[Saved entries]
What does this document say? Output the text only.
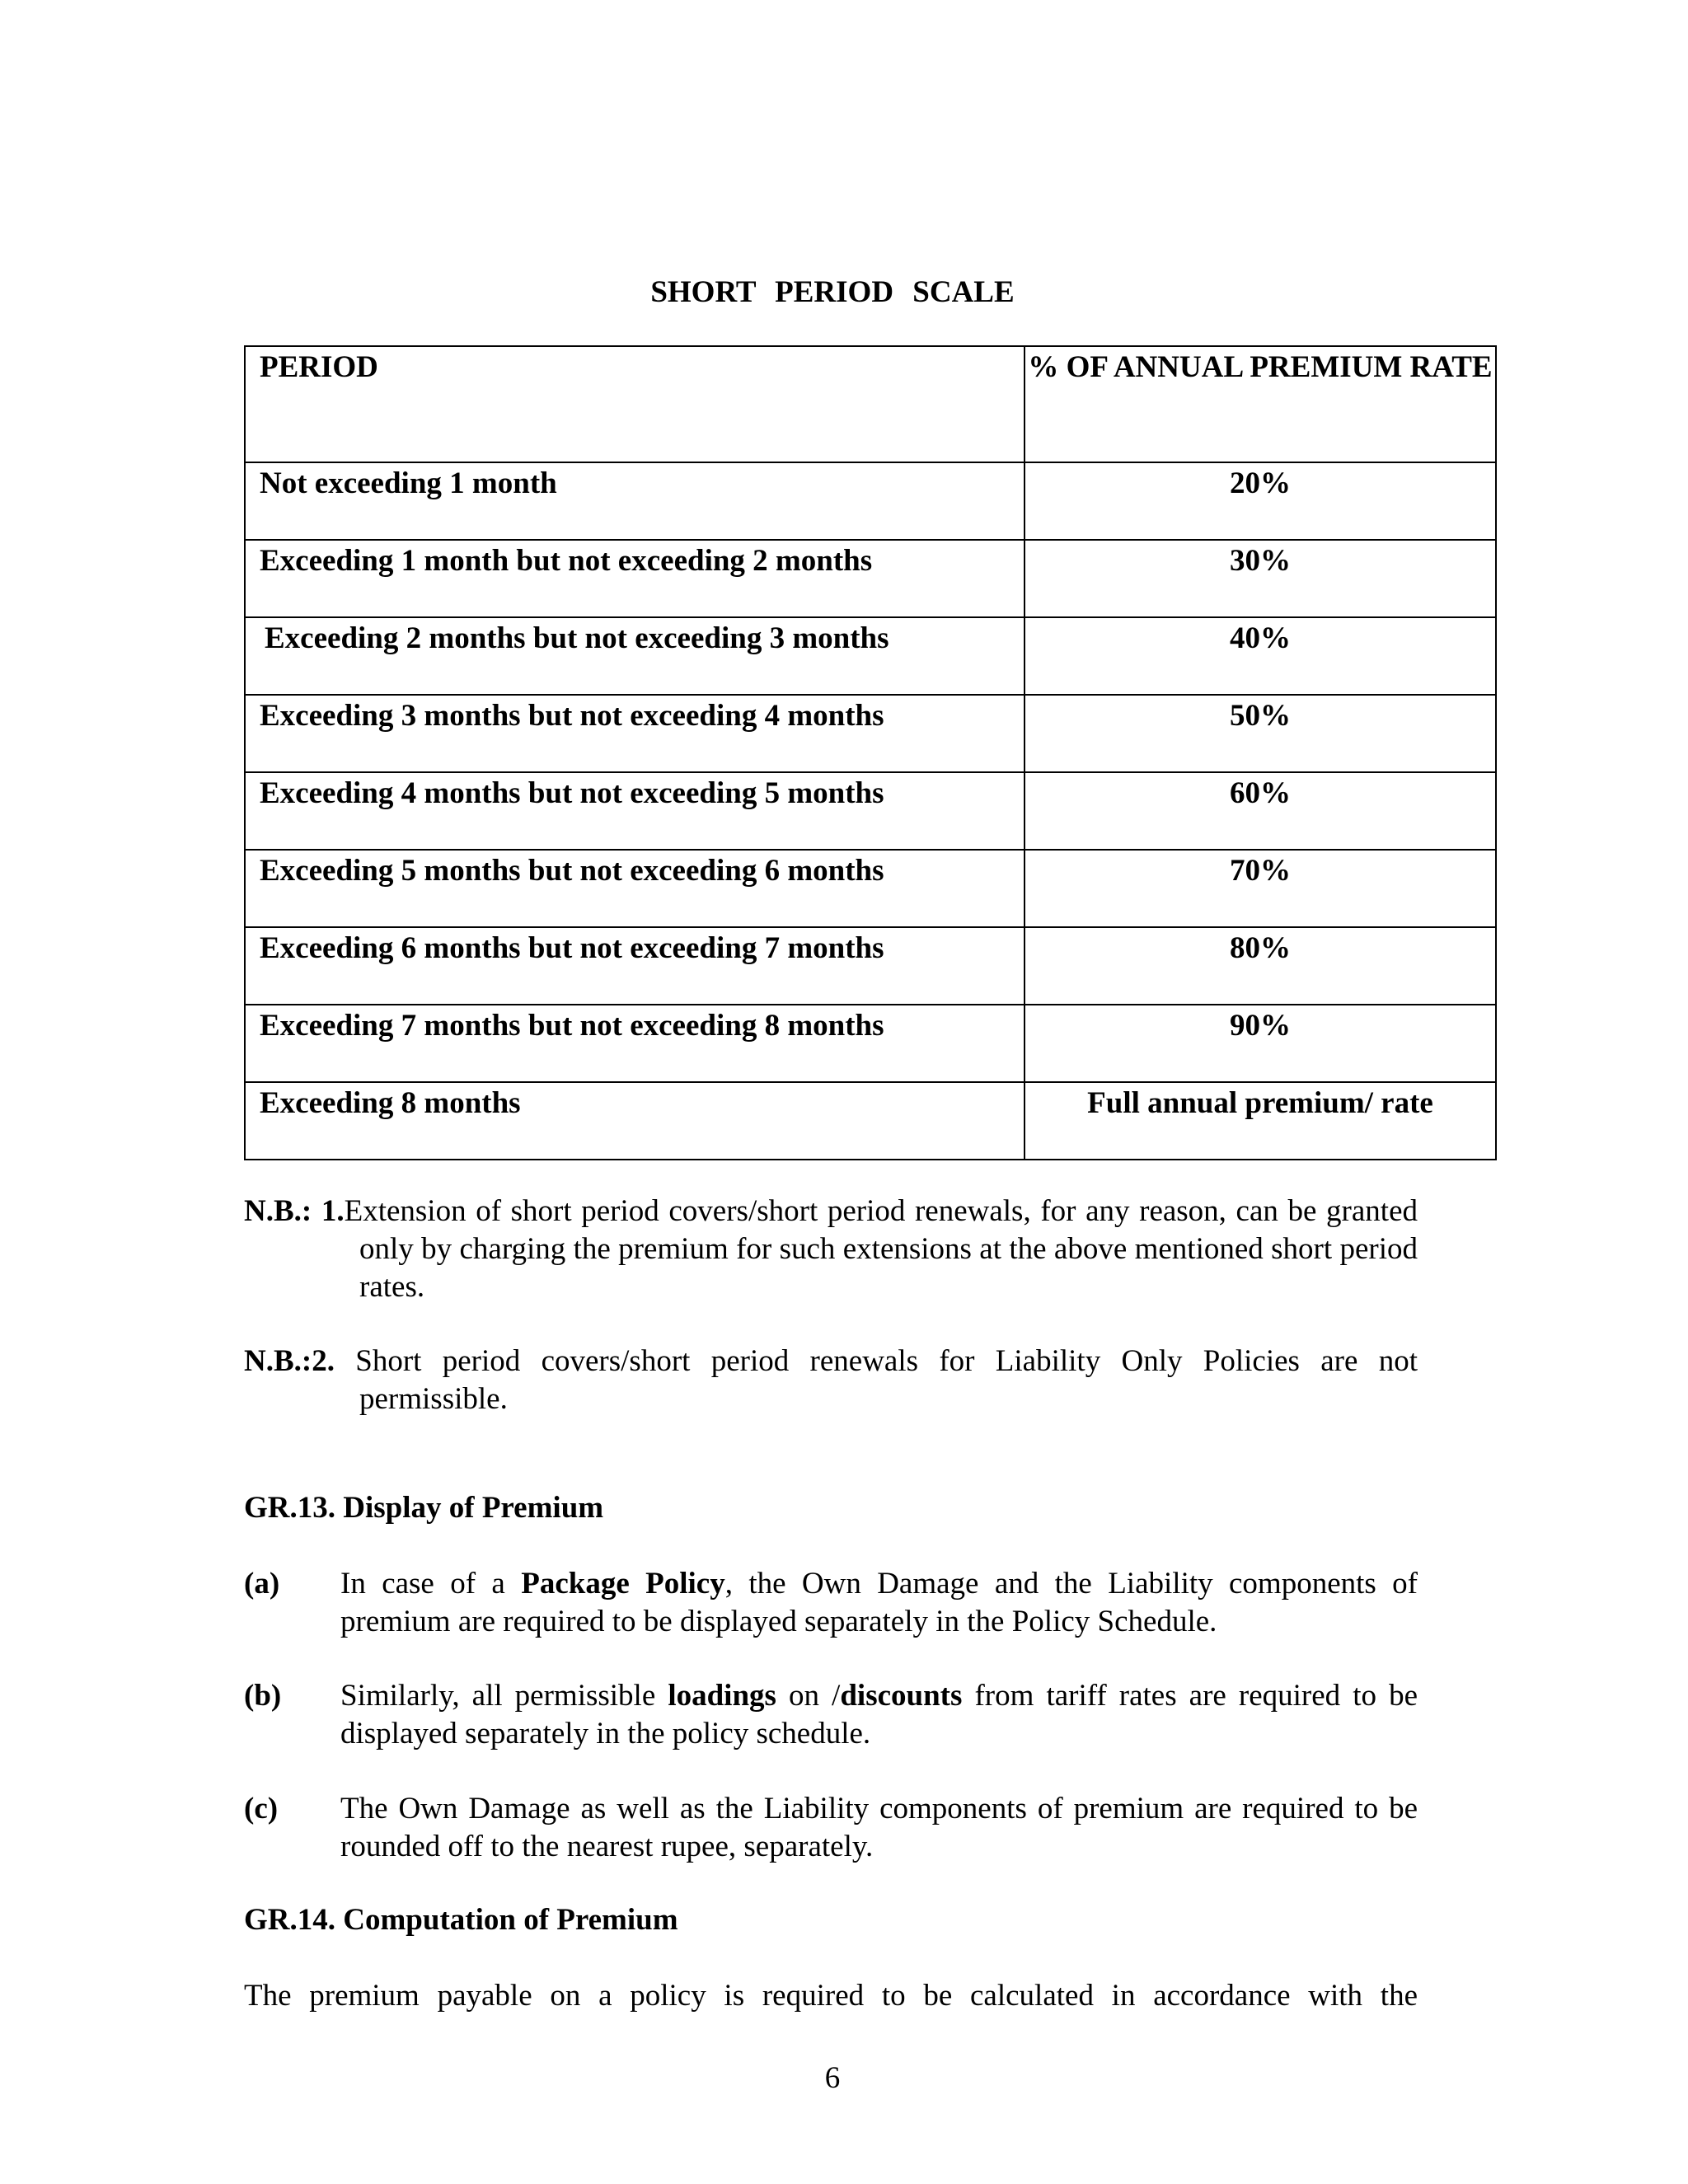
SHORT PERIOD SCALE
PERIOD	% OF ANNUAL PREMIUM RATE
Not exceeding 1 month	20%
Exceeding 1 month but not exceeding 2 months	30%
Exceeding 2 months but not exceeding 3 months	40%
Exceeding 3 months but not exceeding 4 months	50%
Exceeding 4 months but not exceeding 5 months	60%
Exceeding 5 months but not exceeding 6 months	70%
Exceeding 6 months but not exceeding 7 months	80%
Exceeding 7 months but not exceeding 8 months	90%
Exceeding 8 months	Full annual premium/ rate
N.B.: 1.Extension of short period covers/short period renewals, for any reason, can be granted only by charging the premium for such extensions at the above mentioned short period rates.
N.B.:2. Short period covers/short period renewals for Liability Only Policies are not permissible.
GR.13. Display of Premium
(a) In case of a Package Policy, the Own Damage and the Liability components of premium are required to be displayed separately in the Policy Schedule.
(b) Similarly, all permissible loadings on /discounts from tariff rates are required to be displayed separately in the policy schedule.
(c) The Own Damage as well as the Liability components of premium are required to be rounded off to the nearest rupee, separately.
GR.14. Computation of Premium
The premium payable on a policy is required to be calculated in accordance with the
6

*WHAT IS BEING ASKED:* In the records above, find each line holding "permissible" and copy it.

*TASK SOLUTION:*
N.B.:2. Short period covers/short period renewals for Liability Only Policies are not permissible.
(b) Similarly, all permissible loadings on /discounts from tariff rates are required to be displayed separately in the policy schedule.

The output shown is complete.